__Dataset records__:
::::::

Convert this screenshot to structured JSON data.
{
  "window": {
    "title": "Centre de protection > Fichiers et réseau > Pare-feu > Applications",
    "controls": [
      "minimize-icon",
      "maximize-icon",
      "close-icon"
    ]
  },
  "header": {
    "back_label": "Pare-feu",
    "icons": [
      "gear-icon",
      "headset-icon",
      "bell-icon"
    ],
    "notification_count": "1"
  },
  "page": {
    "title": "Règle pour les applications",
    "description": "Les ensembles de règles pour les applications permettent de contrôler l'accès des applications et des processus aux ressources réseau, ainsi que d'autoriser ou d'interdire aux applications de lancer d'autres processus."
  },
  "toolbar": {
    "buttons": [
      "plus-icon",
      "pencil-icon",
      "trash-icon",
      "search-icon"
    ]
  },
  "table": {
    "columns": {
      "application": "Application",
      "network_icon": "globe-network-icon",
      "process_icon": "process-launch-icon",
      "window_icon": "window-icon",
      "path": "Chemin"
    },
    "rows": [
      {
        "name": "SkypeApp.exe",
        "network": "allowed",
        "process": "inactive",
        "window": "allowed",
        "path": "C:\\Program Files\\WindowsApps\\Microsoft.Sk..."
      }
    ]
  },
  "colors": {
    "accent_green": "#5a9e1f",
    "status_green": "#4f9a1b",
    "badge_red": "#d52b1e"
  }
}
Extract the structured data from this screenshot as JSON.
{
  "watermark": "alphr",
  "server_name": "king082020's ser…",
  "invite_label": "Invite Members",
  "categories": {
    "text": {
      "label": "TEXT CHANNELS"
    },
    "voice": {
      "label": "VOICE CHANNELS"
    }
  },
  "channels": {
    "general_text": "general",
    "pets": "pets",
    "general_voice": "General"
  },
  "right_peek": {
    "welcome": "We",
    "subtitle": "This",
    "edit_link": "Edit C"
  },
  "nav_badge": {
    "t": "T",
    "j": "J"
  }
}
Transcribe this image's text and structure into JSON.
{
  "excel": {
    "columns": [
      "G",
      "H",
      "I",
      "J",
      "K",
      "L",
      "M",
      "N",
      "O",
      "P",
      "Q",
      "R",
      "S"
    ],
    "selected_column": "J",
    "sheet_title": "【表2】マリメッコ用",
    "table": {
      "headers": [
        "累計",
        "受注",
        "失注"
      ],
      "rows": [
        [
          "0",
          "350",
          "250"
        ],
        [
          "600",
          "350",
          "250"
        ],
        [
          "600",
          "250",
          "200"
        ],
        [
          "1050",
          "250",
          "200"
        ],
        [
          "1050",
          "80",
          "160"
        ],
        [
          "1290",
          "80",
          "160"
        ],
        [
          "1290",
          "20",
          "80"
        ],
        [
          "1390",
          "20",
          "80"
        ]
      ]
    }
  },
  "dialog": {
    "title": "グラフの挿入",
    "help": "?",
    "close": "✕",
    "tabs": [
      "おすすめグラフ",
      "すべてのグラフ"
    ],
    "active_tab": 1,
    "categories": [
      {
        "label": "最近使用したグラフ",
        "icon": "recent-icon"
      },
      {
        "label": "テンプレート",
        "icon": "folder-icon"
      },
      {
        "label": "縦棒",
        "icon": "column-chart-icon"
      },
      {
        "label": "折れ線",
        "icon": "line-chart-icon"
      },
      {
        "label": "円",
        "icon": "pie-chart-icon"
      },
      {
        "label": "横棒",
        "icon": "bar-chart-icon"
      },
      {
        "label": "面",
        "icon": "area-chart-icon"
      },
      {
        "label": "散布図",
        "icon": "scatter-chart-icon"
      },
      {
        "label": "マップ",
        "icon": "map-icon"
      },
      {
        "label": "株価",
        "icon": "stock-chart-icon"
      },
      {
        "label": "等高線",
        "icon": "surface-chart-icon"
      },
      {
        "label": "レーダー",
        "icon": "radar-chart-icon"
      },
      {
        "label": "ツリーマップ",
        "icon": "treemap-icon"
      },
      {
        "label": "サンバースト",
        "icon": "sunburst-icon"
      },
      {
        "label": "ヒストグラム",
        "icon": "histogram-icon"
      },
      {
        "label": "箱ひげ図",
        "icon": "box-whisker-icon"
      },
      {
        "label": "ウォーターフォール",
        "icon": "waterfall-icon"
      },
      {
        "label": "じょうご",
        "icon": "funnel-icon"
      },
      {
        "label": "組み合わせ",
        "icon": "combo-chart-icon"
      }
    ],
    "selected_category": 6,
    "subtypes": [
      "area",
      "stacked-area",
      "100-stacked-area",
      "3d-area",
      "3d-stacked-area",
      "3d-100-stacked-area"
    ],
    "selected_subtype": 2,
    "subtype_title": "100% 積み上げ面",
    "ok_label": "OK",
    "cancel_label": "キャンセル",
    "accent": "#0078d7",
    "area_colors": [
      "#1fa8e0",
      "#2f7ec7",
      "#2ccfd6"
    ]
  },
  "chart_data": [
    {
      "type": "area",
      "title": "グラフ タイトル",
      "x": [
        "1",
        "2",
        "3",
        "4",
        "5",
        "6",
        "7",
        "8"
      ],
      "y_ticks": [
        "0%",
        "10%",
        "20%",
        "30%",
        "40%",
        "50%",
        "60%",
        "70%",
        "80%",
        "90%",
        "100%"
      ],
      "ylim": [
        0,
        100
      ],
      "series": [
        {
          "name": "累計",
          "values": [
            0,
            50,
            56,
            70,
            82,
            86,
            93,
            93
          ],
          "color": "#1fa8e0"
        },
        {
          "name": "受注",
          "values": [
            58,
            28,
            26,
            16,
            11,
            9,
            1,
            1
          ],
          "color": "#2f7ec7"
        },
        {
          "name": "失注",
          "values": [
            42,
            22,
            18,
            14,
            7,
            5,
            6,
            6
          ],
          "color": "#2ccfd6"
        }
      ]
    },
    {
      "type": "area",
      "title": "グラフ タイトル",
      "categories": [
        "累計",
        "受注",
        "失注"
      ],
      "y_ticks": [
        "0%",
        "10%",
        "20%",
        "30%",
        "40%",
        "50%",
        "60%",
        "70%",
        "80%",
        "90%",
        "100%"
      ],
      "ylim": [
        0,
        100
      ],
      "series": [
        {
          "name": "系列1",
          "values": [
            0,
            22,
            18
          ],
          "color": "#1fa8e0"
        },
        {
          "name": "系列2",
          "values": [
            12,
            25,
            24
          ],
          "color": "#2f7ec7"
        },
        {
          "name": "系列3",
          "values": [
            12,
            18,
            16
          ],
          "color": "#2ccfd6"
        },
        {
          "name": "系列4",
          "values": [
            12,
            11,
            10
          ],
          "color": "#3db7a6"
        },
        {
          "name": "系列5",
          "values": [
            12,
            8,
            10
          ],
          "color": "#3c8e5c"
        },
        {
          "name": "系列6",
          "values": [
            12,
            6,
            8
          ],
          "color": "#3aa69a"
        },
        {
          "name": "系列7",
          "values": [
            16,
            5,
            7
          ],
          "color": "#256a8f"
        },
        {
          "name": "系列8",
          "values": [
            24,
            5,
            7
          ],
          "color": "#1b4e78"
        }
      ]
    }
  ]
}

::::::

__EXERCISE PROMPT__:
Look for the word "path" in every line of the listing and copy the lines that have it.

__ANSWER FOR THE TASK__:
      "path": "Chemin"
        "path": "C:\\Program Files\\WindowsApps\\Microsoft.Sk..."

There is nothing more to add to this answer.